文書の抜粋:
· · · ·

海外出張の準備から本番に至るまで、さまざまな「逃げ」の戦略を打ってきましたが、ついに私たちは、逃げることのできない段階にたどり着いてしまいました。それが「打ち合わせ」です。しかし、打ち合わせの内容を一切理解できないという絶望的な状況でも、打つ手は残されています。実践編(質疑応答・打ち合わせ)となる今回は、「英語に愛されないエンジニア」のための最終奥義を伝授します。
われわれエンジニアは、エンジニアである以上、どのような形であれ、いずれ国外に追い出される……。いかに立ち向かうか?→「『英語に愛されないエンジニア』」のための新行動論」 連載一覧
今回は、本連載の最大の山場「質疑応答・打ち合わせ編」になります。
さて、今回の執筆に際しては、いろいろな文献調査を行いました。「英語で打ち合わせ」という、「英語に愛されないエンジニア」の最大の危機に対して、アドバイスしてくれる資料を見つけるためです。そのような手段があれば、ぜひ、皆さんにご紹介したいとも考えたからです。
ところが、少し気になる点を見つけました。私が調べた限り、「国際会議・英語討論のための表現事典」とか、「英語の会議に強くなる本」などがあったのですが、これらの本は、「英語を聞き取れる/話せることが前提」という暗黙の了解があるようなのです。
そもそも、こんな本が「役に立つ」人は、この連載の読者としては対象外です。
連載第1回で申し上げたように、以下の方は、この連載の読者として想定しておりません。
==============================
「英語で困ったことは一度もない」、「英会話は日本人の常識だ」と考えている人は対象外です。私はあなたが嫌いです。
==============================
私の場合、英語の打ち合わせに出ても、相手が何を言っているか、ほとんど分かりません。分からない内容に対して、どんなに優れた表現で説明を試みようとも、どんなに巧妙な論理を組み立てようとも、まったく無駄なのです。
しかし考えてみれば、相手のしゃべっている内容を理解できないような人間が、よくもまあ、海外企業のミーティングや、国際会議に出席しているものです。自分でもあきれてしまいますし、「会社は、一体、何を考えているのだろう」と思ったことも一度や二度ではありません。
私の人生最初の英語のミーティングは、本当に悲惨でした。本当に何も分からなかったのです。何が論点で、何が疑問で、何が課題で、何が結論かも不明なままでした。
――こんな結果を持ち返って帰社したら、上司は、私をクビにする前に、私の首を締めにかかるかもしれない。
なにより、私を絶望的な気持ちにさせたのは、持ち帰る報告が「正しいか否か」ではなく、持ち帰る報告が「何もない」ことだったのです。
こんにちは。江端智一です。
本日は、海外出張の打ち合わせの最終回、「質疑応答・打ち合わせ編」についてお話します。

· · · ·

提供されたデータ:
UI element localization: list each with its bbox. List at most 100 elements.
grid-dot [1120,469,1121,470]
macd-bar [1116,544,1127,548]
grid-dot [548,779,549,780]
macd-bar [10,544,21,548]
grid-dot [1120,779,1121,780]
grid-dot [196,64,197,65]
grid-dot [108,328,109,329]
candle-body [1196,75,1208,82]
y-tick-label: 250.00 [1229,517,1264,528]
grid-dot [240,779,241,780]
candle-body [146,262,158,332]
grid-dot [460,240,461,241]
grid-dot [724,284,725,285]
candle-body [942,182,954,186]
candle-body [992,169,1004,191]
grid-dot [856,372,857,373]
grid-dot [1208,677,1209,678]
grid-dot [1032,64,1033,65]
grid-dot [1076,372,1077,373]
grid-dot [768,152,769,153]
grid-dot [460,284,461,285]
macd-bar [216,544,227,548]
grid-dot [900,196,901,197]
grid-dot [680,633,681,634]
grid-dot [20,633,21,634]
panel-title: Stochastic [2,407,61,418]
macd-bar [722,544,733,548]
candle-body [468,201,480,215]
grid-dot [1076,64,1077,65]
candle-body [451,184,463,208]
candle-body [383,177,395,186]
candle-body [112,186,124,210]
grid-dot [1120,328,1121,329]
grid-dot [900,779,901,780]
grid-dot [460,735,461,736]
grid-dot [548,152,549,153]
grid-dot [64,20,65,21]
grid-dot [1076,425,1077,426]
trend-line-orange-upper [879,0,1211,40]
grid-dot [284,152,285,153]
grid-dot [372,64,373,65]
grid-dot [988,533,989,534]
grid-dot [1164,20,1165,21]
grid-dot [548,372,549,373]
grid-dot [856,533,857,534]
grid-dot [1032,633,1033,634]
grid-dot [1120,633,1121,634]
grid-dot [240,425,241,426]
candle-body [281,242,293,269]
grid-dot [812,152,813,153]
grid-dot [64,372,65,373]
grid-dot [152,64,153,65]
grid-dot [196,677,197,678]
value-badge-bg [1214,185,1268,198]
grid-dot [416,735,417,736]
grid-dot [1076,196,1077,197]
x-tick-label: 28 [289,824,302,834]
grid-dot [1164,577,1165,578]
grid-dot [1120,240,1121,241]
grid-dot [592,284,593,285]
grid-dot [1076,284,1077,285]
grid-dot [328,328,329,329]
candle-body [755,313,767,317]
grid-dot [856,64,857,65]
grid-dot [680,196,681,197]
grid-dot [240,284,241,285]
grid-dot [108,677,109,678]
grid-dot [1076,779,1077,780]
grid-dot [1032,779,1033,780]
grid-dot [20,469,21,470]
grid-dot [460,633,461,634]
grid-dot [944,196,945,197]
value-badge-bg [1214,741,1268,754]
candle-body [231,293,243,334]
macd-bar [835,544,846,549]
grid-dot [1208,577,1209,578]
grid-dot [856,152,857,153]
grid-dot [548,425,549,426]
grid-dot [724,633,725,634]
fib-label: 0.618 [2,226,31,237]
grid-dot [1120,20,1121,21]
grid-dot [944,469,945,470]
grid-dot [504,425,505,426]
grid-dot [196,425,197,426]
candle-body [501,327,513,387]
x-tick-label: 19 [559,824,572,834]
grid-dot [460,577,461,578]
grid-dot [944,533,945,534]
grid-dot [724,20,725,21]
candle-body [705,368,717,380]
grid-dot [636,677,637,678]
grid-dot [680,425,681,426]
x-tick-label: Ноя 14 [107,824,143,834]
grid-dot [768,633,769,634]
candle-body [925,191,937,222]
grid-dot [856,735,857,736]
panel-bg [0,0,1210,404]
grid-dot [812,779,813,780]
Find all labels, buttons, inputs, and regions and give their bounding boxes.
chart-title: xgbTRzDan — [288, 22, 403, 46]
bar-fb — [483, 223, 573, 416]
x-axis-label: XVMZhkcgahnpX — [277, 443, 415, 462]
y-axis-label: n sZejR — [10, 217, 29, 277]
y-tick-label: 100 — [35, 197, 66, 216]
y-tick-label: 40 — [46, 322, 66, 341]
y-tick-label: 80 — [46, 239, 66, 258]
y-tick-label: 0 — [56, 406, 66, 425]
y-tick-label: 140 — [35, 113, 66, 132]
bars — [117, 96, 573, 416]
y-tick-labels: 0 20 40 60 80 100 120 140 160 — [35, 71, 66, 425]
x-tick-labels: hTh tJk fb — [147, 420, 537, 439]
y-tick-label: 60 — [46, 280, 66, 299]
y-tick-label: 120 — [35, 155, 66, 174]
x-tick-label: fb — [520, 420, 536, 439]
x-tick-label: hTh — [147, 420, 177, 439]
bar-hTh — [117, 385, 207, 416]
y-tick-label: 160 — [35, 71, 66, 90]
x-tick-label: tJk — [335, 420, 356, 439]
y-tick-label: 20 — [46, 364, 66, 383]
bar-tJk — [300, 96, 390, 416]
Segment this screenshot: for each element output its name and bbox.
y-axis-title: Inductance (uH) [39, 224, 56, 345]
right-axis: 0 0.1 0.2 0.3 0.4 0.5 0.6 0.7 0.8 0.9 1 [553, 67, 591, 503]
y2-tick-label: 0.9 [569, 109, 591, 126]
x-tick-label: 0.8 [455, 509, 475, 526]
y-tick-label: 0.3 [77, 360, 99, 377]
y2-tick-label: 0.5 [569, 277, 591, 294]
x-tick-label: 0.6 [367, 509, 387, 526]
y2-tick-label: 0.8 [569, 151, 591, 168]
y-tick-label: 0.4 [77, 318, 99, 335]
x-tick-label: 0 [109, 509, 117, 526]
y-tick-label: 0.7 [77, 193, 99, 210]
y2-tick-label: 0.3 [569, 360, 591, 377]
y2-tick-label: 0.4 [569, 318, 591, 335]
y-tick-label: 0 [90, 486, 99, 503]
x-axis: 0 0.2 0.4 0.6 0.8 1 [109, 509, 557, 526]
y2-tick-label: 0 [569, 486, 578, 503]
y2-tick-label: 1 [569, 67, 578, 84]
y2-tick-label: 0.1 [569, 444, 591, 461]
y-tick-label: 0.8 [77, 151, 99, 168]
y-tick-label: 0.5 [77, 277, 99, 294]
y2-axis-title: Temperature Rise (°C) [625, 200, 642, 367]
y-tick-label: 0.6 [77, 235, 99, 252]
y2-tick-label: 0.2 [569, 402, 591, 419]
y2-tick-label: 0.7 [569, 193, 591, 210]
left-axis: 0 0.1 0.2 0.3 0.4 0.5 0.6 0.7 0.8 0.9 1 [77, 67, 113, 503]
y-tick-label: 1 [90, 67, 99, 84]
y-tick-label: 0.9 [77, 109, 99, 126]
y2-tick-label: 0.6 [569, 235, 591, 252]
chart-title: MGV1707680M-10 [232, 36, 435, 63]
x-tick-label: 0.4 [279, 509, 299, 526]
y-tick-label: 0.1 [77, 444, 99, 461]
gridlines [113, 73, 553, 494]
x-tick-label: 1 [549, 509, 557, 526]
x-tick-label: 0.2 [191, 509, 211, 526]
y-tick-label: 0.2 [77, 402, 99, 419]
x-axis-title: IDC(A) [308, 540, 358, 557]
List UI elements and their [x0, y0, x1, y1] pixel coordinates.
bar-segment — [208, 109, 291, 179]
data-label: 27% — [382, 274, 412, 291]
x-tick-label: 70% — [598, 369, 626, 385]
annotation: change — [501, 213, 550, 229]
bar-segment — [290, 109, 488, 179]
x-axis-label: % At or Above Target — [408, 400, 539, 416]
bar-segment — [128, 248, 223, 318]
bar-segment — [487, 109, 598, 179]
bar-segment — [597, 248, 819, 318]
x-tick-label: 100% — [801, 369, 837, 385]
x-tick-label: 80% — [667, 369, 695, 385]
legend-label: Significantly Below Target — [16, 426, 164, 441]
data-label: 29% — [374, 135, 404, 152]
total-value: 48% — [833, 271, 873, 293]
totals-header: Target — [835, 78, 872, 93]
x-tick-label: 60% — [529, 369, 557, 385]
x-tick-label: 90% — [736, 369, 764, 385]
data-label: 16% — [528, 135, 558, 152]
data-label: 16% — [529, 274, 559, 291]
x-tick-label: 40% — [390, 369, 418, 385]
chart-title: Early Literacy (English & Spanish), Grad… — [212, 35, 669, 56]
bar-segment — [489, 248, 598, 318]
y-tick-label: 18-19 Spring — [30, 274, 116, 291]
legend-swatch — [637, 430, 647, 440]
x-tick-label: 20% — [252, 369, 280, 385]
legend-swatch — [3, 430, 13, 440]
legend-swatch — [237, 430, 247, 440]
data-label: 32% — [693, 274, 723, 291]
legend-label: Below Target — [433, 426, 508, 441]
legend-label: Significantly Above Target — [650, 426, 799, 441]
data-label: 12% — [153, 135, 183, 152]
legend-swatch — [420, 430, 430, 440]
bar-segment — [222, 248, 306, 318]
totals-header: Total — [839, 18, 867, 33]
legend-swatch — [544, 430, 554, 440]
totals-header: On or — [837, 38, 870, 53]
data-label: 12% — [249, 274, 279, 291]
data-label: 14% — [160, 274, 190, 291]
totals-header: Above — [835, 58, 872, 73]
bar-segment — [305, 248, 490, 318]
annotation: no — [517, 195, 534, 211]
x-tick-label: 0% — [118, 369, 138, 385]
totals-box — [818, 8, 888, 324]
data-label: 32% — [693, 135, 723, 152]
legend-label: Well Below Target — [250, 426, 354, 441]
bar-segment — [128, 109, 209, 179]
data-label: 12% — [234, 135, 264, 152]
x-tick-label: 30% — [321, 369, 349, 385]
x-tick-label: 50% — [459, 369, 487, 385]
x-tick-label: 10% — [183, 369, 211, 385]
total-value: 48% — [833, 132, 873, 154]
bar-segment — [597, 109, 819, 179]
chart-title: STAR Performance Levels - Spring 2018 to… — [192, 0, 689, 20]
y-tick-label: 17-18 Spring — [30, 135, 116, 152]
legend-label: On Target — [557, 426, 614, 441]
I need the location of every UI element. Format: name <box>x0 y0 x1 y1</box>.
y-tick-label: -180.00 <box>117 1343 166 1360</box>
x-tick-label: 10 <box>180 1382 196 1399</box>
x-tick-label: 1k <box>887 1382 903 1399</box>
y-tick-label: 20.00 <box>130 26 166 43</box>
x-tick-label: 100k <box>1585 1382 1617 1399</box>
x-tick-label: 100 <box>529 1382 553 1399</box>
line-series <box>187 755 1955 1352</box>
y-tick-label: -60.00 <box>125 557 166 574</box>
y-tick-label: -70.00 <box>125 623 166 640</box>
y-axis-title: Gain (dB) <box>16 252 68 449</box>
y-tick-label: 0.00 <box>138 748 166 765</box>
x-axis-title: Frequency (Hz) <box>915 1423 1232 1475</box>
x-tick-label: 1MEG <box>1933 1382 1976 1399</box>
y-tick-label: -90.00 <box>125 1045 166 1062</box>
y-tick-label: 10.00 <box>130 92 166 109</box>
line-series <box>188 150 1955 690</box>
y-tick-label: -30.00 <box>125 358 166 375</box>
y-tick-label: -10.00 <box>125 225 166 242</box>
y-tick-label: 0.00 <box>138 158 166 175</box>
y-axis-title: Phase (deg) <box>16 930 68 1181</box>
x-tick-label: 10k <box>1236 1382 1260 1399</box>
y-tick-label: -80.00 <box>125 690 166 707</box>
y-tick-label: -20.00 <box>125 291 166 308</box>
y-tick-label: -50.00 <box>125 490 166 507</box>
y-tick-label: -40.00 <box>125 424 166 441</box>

· · · ·

取り組む課題: 英語での打ち合わせを扱う文章のうち、「海外出張の準備から本番に至る」から「とも、まったく無駄なのです。」までを含む部分を、「打ち合わせ」を「会議」に置き換えて書き直せ。 データは参照しなくてよい。

作業の結果:
海外出張の準備から本番に至るまで、さまざまな「逃げ」の戦略を打ってきましたが、ついに私たちは、逃げることのできない段階にたどり着いてしまいました。それが「会議」です。しかし、会議の内容を一切理解できないという絶望的な状況でも、打つ手は残されています。実践編(質疑応答・会議)となる今回は、「英語に愛されないエンジニア」のための最終奥義を伝授します。
われわれエンジニアは、エンジニアである以上、どのような形であれ、いずれ国外に追い出される……。いかに立ち向かうか?→「『英語に愛されないエンジニア』」のための新行動論」 連載一覧
今回は、本連載の最大の山場「質疑応答・会議編」になります。
さて、今回の執筆に際しては、いろいろな文献調査を行いました。「英語で会議」という、「英語に愛されないエンジニア」の最大の危機に対して、アドバイスしてくれる資料を見つけるためです。そのような手段があれば、ぜひ、皆さんにご紹介したいとも考えたからです。
ところが、少し気になる点を見つけました。私が調べた限り、「国際会議・英語討論のための表現事典」とか、「英語の会議に強くなる本」などがあったのですが、これらの本は、「英語を聞き取れる/話せることが前提」という暗黙の了解があるようなのです。
そもそも、こんな本が「役に立つ」人は、この連載の読者としては対象外です。
連載第1回で申し上げたように、以下の方は、この連載の読者として想定しておりません。
==============================
「英語で困ったことは一度もない」、「英会話は日本人の常識だ」と考えている人は対象外です。私はあなたが嫌いです。
==============================
私の場合、英語の会議に出ても、相手が何を言っているか、ほとんど分かりません。分からない内容に対して、どんなに優れた表現で説明を試みようとも、どんなに巧妙な論理を組み立てようとも、まったく無駄なのです。